* **Parts of the exercise**
a) Please rework the blog post on Jesus as the Torah: give everything from "Misericordiae vultus: an" down to "say to each other." again, with "Mutual Enrichment Blog" changed to "Mutual Enrichment website".
b) List every passage that the blog post on Jesus as the Torah sets inside round parentheses.

24 April 2015

Misericordiae vultus: an amplification

Our Holy Father, in his Bull about Mercy, observes at one point Iesus legem praetergreditur [Jesus goes beyond the Torah, the Law]. I think a rereading of Jesus of Nazareth, written by his learned and distinguished predecessor Pope Benedict, would enable Pope Francis ... and you ...  and me ... to sharpen our thinking and nuance its expression. I repeat here something which I first posted last December (with the original thread). It is the view of this Mutual Enrichment Blog that the Scholar pope, and the Pastor pope, together, have much to say to each other.

As Joseph Ratzinger engages with the eminent Jewish Rabbinical scholar Jacob Neusner to discuss the Sermon on the Mount, we enter a world in which we can breathe fresh air, set free from the fug of 'liberal' expositions. No longer are we told that Jesus is simply a teacher of an elevated morality, but a morality which nevertheless can be interestingly paralleled from the sayings of many other great moralists Eastern and Western. No; what we encounter is One who sits on Mount Sinai throned in the Teacher's cathedra as ... No; not as an appealingly 'liberal' rabbi - forerunner of all Christian liberalism - not even as a New Moses - but as the Torah Itself, God's Eternal Word to His People, God-Enfleshed-Speaking. As Benedict XVI puts it, "The issue that is really at the heart of the debate is thus finally laid bare. Jesus understands himself as the Torah - as the word of God in person." The Torah, that is, no longer as it was to be heard when it was the discriminating marker of one privileged race, but that 'fulfiment' of Torah which is equally and without discrimination for every man and woman.

I will not spoil the adventure which Neusner and Ratzinger lay out before you by giving my poor summary of their dialogue; I will simply point out that this analysis links up with the Pauline teaching that Christ is the Wisdom ... that is, the Torah ... of the Father; and with the credal chant of the Johannine prologue which we read at the end of each Mass: God's Own Utterance (Logos, Verbum) which is God, became Flesh. (So, happily, we can dump that grim orthodoxy of the old debunked 'New Testament Scholarship': the idea that the 'different strands' of the New Testament are quite unrelated to each other.)

And the Jesus who is the Torah, also is the Temple, as I have explained before. That is why he can forgive sins. True, expiation for sin could be sought, only of God, and only in His Temple ... but Jesus is that person, that place.

* **Data shown**
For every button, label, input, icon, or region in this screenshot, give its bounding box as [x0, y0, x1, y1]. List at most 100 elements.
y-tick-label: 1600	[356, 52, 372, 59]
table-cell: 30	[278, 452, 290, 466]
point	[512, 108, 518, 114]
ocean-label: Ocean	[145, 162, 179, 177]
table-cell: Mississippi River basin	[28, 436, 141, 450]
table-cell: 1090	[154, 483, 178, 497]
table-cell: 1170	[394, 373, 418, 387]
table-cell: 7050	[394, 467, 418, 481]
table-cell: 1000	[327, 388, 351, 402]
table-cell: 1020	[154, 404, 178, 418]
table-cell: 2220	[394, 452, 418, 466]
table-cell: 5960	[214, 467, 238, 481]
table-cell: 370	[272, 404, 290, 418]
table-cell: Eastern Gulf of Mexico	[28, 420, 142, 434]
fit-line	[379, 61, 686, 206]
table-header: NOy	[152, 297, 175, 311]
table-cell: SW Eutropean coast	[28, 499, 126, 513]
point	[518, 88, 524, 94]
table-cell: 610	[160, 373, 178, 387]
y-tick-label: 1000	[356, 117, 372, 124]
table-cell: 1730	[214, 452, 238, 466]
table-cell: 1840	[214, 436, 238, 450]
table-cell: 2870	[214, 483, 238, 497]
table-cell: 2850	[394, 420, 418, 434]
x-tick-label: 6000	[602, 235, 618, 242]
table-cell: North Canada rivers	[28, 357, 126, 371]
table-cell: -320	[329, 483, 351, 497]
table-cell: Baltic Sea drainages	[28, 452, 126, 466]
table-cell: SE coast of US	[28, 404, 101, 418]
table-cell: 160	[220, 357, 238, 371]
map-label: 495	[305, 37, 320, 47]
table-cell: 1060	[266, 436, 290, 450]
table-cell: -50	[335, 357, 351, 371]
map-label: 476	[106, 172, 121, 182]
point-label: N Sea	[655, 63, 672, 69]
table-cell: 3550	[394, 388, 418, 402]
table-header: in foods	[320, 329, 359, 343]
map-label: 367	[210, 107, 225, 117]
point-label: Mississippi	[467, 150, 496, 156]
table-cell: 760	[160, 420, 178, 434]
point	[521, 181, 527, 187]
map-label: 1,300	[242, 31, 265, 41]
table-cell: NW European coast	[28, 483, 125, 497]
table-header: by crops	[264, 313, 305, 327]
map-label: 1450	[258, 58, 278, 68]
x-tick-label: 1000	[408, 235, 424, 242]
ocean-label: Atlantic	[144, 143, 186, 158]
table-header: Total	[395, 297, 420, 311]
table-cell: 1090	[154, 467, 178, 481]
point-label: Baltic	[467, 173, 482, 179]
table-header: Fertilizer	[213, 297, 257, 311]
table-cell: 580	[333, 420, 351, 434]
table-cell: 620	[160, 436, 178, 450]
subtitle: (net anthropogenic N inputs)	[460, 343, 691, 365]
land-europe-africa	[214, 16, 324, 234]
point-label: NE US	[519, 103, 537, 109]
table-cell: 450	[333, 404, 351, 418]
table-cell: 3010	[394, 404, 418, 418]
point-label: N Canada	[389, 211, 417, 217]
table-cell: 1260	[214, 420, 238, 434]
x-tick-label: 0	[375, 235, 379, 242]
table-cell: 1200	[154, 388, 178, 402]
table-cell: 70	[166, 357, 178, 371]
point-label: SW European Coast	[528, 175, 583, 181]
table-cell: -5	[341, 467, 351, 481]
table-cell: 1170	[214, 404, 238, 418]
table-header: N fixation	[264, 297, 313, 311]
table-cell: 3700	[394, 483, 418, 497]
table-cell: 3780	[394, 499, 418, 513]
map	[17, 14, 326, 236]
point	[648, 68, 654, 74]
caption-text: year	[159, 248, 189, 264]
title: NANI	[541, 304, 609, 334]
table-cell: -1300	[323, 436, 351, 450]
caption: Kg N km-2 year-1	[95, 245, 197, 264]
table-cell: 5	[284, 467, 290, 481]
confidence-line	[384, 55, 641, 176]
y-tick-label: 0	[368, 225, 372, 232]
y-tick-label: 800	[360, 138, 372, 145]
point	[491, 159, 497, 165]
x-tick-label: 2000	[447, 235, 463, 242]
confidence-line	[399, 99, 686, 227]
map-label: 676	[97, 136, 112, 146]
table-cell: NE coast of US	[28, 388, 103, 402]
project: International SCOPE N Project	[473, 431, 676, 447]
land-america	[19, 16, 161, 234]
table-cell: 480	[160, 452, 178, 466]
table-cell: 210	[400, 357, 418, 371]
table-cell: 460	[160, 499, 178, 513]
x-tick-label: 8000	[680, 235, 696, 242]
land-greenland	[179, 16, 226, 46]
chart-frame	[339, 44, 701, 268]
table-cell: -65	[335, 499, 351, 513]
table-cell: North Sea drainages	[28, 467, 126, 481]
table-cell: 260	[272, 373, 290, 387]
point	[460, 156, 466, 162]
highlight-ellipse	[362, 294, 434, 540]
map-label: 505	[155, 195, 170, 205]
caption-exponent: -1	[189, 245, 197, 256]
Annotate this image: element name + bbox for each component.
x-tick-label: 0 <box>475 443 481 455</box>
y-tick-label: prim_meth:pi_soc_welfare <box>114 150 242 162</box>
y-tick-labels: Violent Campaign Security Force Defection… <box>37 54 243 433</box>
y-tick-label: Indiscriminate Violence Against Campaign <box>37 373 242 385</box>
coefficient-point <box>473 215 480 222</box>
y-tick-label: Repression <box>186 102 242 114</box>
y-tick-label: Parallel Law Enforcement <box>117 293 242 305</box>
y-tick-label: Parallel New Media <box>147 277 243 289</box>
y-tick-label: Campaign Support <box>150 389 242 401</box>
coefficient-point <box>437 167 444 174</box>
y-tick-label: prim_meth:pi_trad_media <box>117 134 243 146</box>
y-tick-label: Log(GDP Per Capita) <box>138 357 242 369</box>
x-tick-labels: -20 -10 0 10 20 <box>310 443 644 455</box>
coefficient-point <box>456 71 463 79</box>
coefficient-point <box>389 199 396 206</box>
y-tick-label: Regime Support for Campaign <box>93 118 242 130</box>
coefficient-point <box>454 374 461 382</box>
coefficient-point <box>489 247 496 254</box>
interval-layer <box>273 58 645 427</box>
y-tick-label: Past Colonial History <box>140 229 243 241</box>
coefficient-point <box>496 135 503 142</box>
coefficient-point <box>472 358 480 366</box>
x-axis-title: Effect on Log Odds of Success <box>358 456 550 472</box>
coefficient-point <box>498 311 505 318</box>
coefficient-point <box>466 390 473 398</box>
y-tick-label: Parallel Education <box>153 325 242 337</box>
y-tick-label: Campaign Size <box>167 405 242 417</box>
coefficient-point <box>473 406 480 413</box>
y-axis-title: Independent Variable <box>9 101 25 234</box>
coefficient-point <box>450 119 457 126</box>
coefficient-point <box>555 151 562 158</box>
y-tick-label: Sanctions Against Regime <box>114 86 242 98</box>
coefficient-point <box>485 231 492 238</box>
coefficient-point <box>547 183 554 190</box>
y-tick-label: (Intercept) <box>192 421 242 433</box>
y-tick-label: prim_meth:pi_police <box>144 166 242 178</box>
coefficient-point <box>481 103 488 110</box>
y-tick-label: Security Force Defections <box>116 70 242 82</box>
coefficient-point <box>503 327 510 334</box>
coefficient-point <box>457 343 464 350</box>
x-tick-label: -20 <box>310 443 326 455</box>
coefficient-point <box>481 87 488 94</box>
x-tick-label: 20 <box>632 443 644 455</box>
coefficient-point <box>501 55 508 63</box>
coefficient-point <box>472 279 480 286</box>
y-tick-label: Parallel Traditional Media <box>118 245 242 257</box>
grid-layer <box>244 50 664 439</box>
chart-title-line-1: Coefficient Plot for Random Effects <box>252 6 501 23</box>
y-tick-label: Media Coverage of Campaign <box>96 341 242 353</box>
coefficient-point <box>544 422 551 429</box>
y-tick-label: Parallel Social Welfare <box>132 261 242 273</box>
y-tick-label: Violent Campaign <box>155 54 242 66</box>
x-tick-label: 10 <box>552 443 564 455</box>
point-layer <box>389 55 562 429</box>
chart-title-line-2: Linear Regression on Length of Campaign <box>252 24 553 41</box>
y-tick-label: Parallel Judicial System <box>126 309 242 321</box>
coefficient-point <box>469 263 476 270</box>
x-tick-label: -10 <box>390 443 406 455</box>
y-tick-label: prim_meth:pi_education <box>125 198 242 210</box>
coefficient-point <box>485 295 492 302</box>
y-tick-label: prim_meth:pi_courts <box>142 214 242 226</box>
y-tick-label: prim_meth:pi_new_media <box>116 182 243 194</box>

* **The solutions**
a)
Misericordiae vultus: an amplification

Our Holy Father, in his Bull about Mercy, observes at one point Iesus legem praetergreditur [Jesus goes beyond the Torah, the Law]. I think a rereading of Jesus of Nazareth, written by his learned and distinguished predecessor Pope Benedict, would enable Pope Francis ... and you ...  and me ... to sharpen our thinking and nuance its expression. I repeat here something which I first posted last December (with the original thread). It is the view of this Mutual Enrichment website that the Scholar pope, and the Pastor pope, together, have much to say to each other.

b)
- with the original thread
- Logos, Verbum
- So, happily, we can dump that grim orthodoxy of the old debunked 'New Testament Scholarship': the idea that the 'different strands' of the New Testament are quite unrelated to each other.